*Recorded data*
# # # # #
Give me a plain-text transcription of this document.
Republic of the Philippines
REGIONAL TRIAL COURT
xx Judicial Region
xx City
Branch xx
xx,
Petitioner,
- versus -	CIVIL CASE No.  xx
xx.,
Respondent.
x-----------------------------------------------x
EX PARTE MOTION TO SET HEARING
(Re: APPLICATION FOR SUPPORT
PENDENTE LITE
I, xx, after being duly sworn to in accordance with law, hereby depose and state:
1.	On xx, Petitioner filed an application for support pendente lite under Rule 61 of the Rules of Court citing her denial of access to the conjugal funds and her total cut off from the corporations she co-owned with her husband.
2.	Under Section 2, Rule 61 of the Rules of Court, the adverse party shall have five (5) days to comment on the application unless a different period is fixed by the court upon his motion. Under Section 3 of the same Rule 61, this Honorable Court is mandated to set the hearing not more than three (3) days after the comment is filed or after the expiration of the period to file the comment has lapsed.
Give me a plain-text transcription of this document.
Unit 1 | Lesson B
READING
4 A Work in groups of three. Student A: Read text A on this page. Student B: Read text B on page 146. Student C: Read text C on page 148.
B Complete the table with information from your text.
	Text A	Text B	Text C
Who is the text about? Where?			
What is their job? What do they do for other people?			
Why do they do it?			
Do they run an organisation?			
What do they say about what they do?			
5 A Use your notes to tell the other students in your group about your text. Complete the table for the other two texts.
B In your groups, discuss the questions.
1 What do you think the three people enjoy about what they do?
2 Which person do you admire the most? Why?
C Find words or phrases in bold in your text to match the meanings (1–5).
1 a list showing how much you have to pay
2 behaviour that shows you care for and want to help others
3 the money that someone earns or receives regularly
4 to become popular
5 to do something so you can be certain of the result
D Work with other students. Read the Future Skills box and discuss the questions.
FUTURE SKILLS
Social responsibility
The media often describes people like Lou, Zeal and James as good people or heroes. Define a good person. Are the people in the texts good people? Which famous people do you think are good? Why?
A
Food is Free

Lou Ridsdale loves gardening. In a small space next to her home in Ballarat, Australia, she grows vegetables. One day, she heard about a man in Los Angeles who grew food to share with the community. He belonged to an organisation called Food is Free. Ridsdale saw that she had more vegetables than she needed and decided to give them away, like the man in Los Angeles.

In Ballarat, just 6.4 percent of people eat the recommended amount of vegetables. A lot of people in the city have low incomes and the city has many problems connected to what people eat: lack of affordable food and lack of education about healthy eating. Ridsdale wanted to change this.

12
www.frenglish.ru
# # # # #
*Exercise*
Which lines hold the string "Complete"? Copy all of them from the data above.

*Answer below*
B Complete the table with information from your text.
5 A Use your notes to tell the other students in your group about your text. Complete the table for the other two texts.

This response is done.